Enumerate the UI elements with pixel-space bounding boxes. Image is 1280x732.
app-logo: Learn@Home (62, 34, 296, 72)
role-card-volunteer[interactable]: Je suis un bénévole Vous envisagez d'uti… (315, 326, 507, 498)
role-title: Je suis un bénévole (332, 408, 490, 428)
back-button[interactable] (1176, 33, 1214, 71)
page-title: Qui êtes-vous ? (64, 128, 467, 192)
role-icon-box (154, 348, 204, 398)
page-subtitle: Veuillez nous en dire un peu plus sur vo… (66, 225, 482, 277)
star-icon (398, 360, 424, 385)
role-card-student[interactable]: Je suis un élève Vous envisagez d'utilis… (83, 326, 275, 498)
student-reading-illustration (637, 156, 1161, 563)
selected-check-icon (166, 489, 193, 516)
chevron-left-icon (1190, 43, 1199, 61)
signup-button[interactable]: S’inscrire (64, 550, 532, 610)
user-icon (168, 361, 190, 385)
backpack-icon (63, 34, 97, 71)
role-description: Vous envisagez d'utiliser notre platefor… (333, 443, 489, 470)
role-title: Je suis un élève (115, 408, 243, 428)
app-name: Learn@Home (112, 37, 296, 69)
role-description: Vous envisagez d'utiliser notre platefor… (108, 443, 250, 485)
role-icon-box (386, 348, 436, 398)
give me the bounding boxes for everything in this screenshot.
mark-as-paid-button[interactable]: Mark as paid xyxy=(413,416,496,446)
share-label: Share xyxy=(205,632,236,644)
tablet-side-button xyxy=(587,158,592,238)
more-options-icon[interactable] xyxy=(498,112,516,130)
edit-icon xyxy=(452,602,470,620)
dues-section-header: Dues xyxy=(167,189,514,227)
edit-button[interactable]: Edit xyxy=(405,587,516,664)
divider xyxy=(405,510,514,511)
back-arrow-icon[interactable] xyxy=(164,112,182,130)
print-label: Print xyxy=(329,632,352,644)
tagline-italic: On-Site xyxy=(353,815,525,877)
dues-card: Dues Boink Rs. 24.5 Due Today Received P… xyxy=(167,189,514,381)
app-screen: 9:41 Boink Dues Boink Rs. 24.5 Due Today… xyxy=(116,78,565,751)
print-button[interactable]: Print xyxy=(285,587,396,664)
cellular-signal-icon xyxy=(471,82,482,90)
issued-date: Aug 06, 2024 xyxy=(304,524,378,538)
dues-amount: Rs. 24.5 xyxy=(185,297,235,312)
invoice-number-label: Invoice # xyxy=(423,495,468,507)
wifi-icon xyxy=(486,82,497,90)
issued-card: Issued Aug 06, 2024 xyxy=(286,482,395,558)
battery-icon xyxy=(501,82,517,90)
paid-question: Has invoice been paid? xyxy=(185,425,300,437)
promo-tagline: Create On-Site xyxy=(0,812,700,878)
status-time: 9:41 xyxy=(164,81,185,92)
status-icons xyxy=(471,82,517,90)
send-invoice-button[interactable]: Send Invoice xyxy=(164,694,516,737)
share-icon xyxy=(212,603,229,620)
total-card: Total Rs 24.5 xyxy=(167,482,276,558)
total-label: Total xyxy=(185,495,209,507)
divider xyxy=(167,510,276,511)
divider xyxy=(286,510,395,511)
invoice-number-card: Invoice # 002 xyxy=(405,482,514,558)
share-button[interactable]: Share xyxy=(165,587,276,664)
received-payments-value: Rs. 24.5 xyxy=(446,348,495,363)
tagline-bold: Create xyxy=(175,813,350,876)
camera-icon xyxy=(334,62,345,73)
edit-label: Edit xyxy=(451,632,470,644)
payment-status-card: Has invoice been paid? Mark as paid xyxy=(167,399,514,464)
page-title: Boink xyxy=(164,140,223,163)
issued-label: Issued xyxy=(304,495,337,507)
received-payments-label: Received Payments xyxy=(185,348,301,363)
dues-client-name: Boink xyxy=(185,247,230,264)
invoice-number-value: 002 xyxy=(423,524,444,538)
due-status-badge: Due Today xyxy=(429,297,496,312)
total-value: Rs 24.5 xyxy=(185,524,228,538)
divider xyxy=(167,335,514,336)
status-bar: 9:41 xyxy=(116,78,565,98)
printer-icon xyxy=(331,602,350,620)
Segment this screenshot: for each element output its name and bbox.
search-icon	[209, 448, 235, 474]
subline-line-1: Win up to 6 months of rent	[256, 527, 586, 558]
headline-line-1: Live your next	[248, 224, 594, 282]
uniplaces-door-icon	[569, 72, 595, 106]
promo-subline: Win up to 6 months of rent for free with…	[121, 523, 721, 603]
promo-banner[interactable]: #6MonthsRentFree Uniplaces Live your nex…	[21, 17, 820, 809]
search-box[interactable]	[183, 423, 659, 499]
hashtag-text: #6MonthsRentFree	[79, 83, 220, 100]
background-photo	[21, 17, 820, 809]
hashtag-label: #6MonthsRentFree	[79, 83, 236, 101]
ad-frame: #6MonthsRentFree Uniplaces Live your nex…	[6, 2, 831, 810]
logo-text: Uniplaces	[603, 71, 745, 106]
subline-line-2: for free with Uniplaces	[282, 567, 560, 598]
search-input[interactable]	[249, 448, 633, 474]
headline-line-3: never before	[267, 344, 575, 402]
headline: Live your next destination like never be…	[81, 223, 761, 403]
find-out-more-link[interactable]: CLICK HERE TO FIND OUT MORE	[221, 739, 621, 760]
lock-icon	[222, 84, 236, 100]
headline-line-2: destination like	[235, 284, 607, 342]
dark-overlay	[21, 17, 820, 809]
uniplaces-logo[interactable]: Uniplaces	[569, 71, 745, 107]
· · · · ·
> **What is required**
Express every one of the rows above as a Markdown table with two columns, "Number" for the row number and "Line" for the text of that row. Leave out any blank lines.

> **Task response**
| Number | Line |
|---|---|
| 1 | Enumerate the UI elements with pixel-space bounding boxes. Image is 1280x732. |
| 2 | app-logo: Learn@Home (62, 34, 296, 72) |
| 3 | role-card-volunteer[interactable]: Je suis un bénévole Vous envisagez d'uti… (315, 326, 507, 498) |
| 4 | role-title: Je suis un bénévole (332, 408, 490, 428) |
| 5 | back-button[interactable] (1176, 33, 1214, 71) |
| 6 | page-title: Qui êtes-vous ? (64, 128, 467, 192) |
| 7 | role-icon-box (154, 348, 204, 398) |
| 8 | page-subtitle: Veuillez nous en dire un peu plus sur vo… (66, 225, 482, 277) |
| 9 | star-icon (398, 360, 424, 385) |
| 10 | role-card-student[interactable]: Je suis un élève Vous envisagez d'utilis… (83, 326, 275, 498) |
| 11 | student-reading-illustration (637, 156, 1161, 563) |
| 12 | selected-check-icon (166, 489, 193, 516) |
| 13 | chevron-left-icon (1190, 43, 1199, 61) |
| 14 | signup-button[interactable]: S’inscrire (64, 550, 532, 610) |
| 15 | user-icon (168, 361, 190, 385) |
| 16 | backpack-icon (63, 34, 97, 71) |
| 17 | role-description: Vous envisagez d'utiliser notre platefor… (333, 443, 489, 470) |
| 18 | role-title: Je suis un élève (115, 408, 243, 428) |
| 19 | app-name: Learn@Home (112, 37, 296, 69) |
| 20 | role-description: Vous envisagez d'utiliser notre platefor… (108, 443, 250, 485) |
| 21 | role-icon-box (386, 348, 436, 398) |
| 22 | give me the bounding boxes for everything in this screenshot. |
| 23 | mark-as-paid-button[interactable]: Mark as paid xyxy=(413,416,496,446) |
| 24 | share-label: Share xyxy=(205,632,236,644) |
| 25 | tablet-side-button xyxy=(587,158,592,238) |
| 26 | more-options-icon[interactable] xyxy=(498,112,516,130) |
| 27 | edit-icon xyxy=(452,602,470,620) |
| 28 | dues-section-header: Dues xyxy=(167,189,514,227) |
| 29 | edit-button[interactable]: Edit xyxy=(405,587,516,664) |
| 30 | divider xyxy=(405,510,514,511) |
| 31 | back-arrow-icon[interactable] xyxy=(164,112,182,130) |
| 32 | print-label: Print xyxy=(329,632,352,644) |
| 33 | tagline-italic: On-Site xyxy=(353,815,525,877) |
| 34 | dues-card: Dues Boink Rs. 24.5 Due Today Received P… xyxy=(167,189,514,381) |
| 35 | app-screen: 9:41 Boink Dues Boink Rs. 24.5 Due Today… xyxy=(116,78,565,751) |
| 36 | print-button[interactable]: Print xyxy=(285,587,396,664) |
| 37 | cellular-signal-icon xyxy=(471,82,482,90) |
| 38 | issued-date: Aug 06, 2024 xyxy=(304,524,378,538) |
| 39 | dues-amount: Rs. 24.5 xyxy=(185,297,235,312) |
| 40 | invoice-number-label: Invoice # xyxy=(423,495,468,507) |
| 41 | wifi-icon xyxy=(486,82,497,90) |
| 42 | issued-card: Issued Aug 06, 2024 xyxy=(286,482,395,558) |
| 43 | battery-icon xyxy=(501,82,517,90) |
| 44 | paid-question: Has invoice been paid? xyxy=(185,425,300,437) |
| 45 | promo-tagline: Create On-Site xyxy=(0,812,700,878) |
| 46 | status-time: 9:41 xyxy=(164,81,185,92) |
| 47 | status-icons xyxy=(471,82,517,90) |
| 48 | send-invoice-button[interactable]: Send Invoice xyxy=(164,694,516,737) |
| 49 | share-icon xyxy=(212,603,229,620) |
| 50 | total-card: Total Rs 24.5 xyxy=(167,482,276,558) |
| 51 | total-label: Total xyxy=(185,495,209,507) |
| 52 | divider xyxy=(167,510,276,511) |
| 53 | divider xyxy=(286,510,395,511) |
| 54 | invoice-number-card: Invoice # 002 xyxy=(405,482,514,558) |
| 55 | share-button[interactable]: Share xyxy=(165,587,276,664) |
| 56 | received-payments-value: Rs. 24.5 xyxy=(446,348,495,363) |
| 57 | tagline-bold: Create xyxy=(175,813,350,876) |
| 58 | camera-icon xyxy=(334,62,345,73) |
| 59 | edit-label: Edit xyxy=(451,632,470,644) |
| 60 | payment-status-card: Has invoice been paid? Mark as paid xyxy=(167,399,514,464) |
| 61 | page-title: Boink xyxy=(164,140,223,163) |
| 62 | issued-label: Issued xyxy=(304,495,337,507) |
| 63 | received-payments-label: Received Payments xyxy=(185,348,301,363) |
| 64 | dues-client-name: Boink xyxy=(185,247,230,264) |
| 65 | invoice-number-value: 002 xyxy=(423,524,444,538) |
| 66 | due-status-badge: Due Today xyxy=(429,297,496,312) |
| 67 | total-value: Rs 24.5 xyxy=(185,524,228,538) |
| 68 | divider xyxy=(167,335,514,336) |
| 69 | status-bar: 9:41 xyxy=(116,78,565,98) |
| 70 | printer-icon xyxy=(331,602,350,620) |
| 71 | Segment this screenshot: for each element output its name and bbox. |
| 72 | search-icon	[209, 448, 235, 474] |
| 73 | subline-line-1: Win up to 6 months of rent	[256, 527, 586, 558] |
| 74 | headline-line-1: Live your next	[248, 224, 594, 282] |
| 75 | uniplaces-door-icon	[569, 72, 595, 106] |
| 76 | promo-subline: Win up to 6 months of rent for free with…	[121, 523, 721, 603] |
| 77 | promo-banner[interactable]: #6MonthsRentFree Uniplaces Live your nex…	[21, 17, 820, 809] |
| 78 | search-box[interactable]	[183, 423, 659, 499] |
| 79 | hashtag-text: #6MonthsRentFree	[79, 83, 220, 100] |
| 80 | background-photo	[21, 17, 820, 809] |
| 81 | hashtag-label: #6MonthsRentFree	[79, 83, 236, 101] |
| 82 | ad-frame: #6MonthsRentFree Uniplaces Live your nex…	[6, 2, 831, 810] |
| 83 | logo-text: Uniplaces	[603, 71, 745, 106] |
| 84 | subline-line-2: for free with Uniplaces	[282, 567, 560, 598] |
| 85 | search-input[interactable]	[249, 448, 633, 474] |
| 86 | headline-line-3: never before	[267, 344, 575, 402] |
| 87 | headline: Live your next destination like never be…	[81, 223, 761, 403] |
| 88 | find-out-more-link[interactable]: CLICK HERE TO FIND OUT MORE	[221, 739, 621, 760] |
| 89 | lock-icon	[222, 84, 236, 100] |
| 90 | headline-line-2: destination like	[235, 284, 607, 342] |
| 91 | dark-overlay	[21, 17, 820, 809] |
| 92 | uniplaces-logo[interactable]: Uniplaces	[569, 71, 745, 107] |